DIRECTION ▸ Restate the listing that follows word for word, without its pictures.

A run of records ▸
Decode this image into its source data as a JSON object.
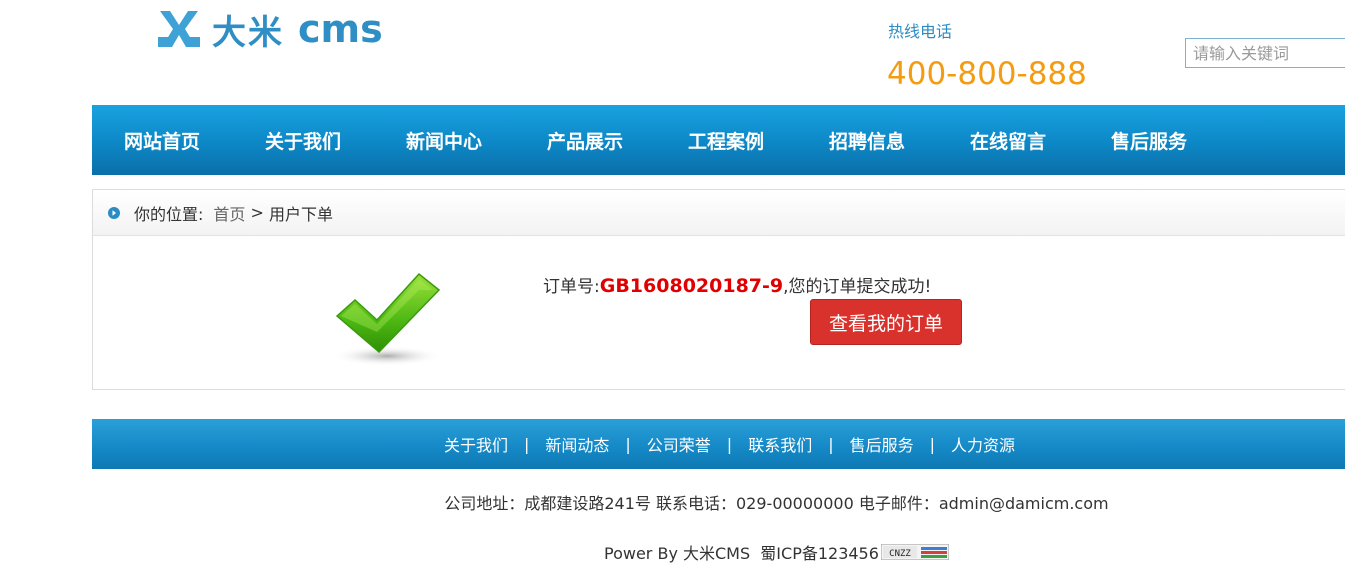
{
  "header": {
    "logo_cn": "大米",
    "logo_en": "cms",
    "hotline_label": "热线电话",
    "hotline_number": "400-800-888",
    "search_placeholder": "请输入关键词"
  },
  "nav": {
    "items": [
      "网站首页",
      "关于我们",
      "新闻中心",
      "产品展示",
      "工程案例",
      "招聘信息",
      "在线留言",
      "售后服务"
    ]
  },
  "breadcrumb": {
    "prefix": "你的位置:",
    "home": "首页",
    "separator": " > ",
    "current": "用户下单"
  },
  "order": {
    "label": "订单号:",
    "number": "GB1608020187-9",
    "message": ",您的订单提交成功!",
    "button_label": "查看我的订单"
  },
  "footer": {
    "links": [
      "关于我们",
      "新闻动态",
      "公司荣誉",
      "联系我们",
      "售后服务",
      "人力资源"
    ],
    "separator": "|",
    "address": "公司地址：成都建设路241号 联系电话：029-00000000 电子邮件：admin@damicm.com",
    "powered": "Power By 大米CMS  蜀ICP备123456",
    "badge_text": "CNZZ"
  },
  "colors": {
    "brand": "#2f8fc5",
    "hotline": "#f39c12",
    "order_number": "#e00000",
    "button": "#d9322d"
  }
}
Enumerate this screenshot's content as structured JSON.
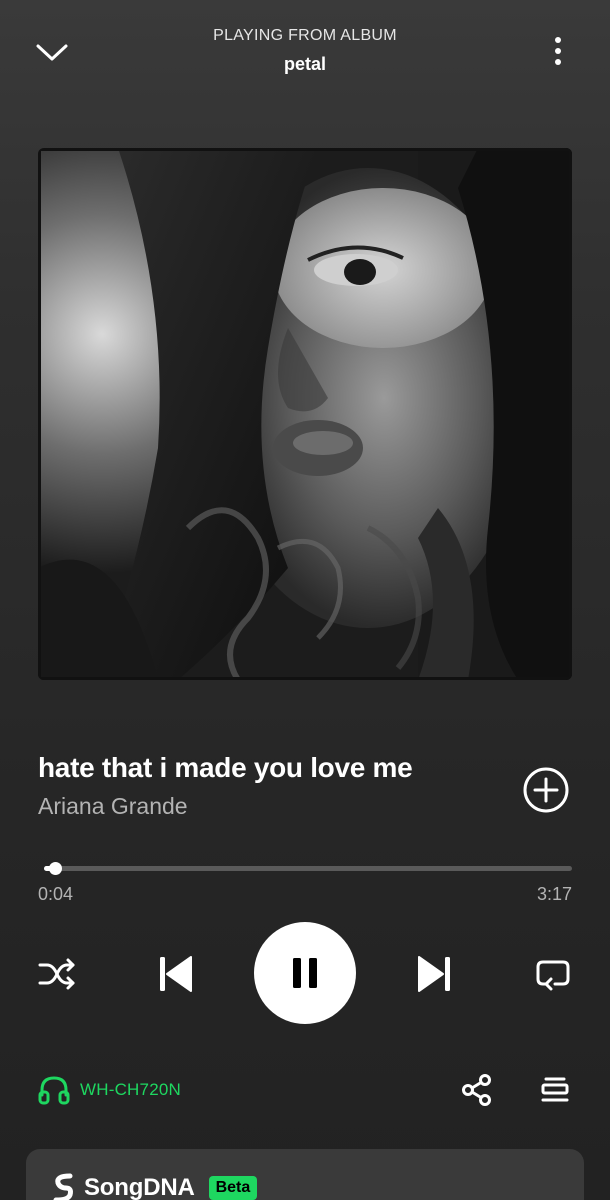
{
  "header": {
    "context_label": "PLAYING FROM ALBUM",
    "context_name": "petal",
    "collapse_icon": "chevron-down-icon",
    "more_icon": "more-vertical-icon"
  },
  "track": {
    "title": "hate that i made you love me",
    "artist": "Ariana Grande",
    "add_icon": "add-circle-icon"
  },
  "playback": {
    "elapsed": "0:04",
    "duration": "3:17",
    "progress_fraction": 0.02,
    "state": "playing"
  },
  "controls": {
    "shuffle_icon": "shuffle-icon",
    "previous_icon": "skip-previous-icon",
    "pause_icon": "pause-icon",
    "next_icon": "skip-next-icon",
    "repeat_icon": "repeat-icon"
  },
  "device": {
    "name": "WH-CH720N",
    "icon": "headphones-icon"
  },
  "actions": {
    "share_icon": "share-icon",
    "queue_icon": "queue-icon"
  },
  "card": {
    "name": "SongDNA",
    "badge": "Beta",
    "logo_icon": "songdna-logo-icon"
  },
  "colors": {
    "accent": "#1ed760",
    "background": "#2a2a2a",
    "text_secondary": "#b3b3b3",
    "card": "#3a3a3a"
  }
}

EXPECTED ANSWER ▸
Decode this image into its source data as a JSON object.
{
  "header": {
    "logo_cn": "大米",
    "logo_en": "cms",
    "hotline_label": "热线电话",
    "hotline_number": "400-800-888",
    "search_placeholder": "请输入关键词"
  },
  "nav": {
    "items": [
      "网站首页",
      "关于我们",
      "新闻中心",
      "产品展示",
      "工程案例",
      "招聘信息",
      "在线留言",
      "售后服务"
    ]
  },
  "breadcrumb": {
    "prefix": "你的位置:",
    "home": "首页",
    "separator": " > ",
    "current": "用户下单"
  },
  "order": {
    "label": "订单号:",
    "number": "GB1608020187-9",
    "message": ",您的订单提交成功!",
    "button_label": "查看我的订单"
  },
  "footer": {
    "links": [
      "关于我们",
      "新闻动态",
      "公司荣誉",
      "联系我们",
      "售后服务",
      "人力资源"
    ],
    "separator": "|",
    "address": "公司地址：成都建设路241号 联系电话：029-00000000 电子邮件：admin@damicm.com",
    "powered": "Power By 大米CMS  蜀ICP备123456",
    "badge_text": "CNZZ"
  },
  "colors": {
    "brand": "#2f8fc5",
    "hotline": "#f39c12",
    "order_number": "#e00000",
    "button": "#d9322d"
  }
}
Enumerate this screenshot's content as structured JSON.
{
  "header": {
    "context_label": "PLAYING FROM ALBUM",
    "context_name": "petal",
    "collapse_icon": "chevron-down-icon",
    "more_icon": "more-vertical-icon"
  },
  "track": {
    "title": "hate that i made you love me",
    "artist": "Ariana Grande",
    "add_icon": "add-circle-icon"
  },
  "playback": {
    "elapsed": "0:04",
    "duration": "3:17",
    "progress_fraction": 0.02,
    "state": "playing"
  },
  "controls": {
    "shuffle_icon": "shuffle-icon",
    "previous_icon": "skip-previous-icon",
    "pause_icon": "pause-icon",
    "next_icon": "skip-next-icon",
    "repeat_icon": "repeat-icon"
  },
  "device": {
    "name": "WH-CH720N",
    "icon": "headphones-icon"
  },
  "actions": {
    "share_icon": "share-icon",
    "queue_icon": "queue-icon"
  },
  "card": {
    "name": "SongDNA",
    "badge": "Beta",
    "logo_icon": "songdna-logo-icon"
  },
  "colors": {
    "accent": "#1ed760",
    "background": "#2a2a2a",
    "text_secondary": "#b3b3b3",
    "card": "#3a3a3a"
  }
}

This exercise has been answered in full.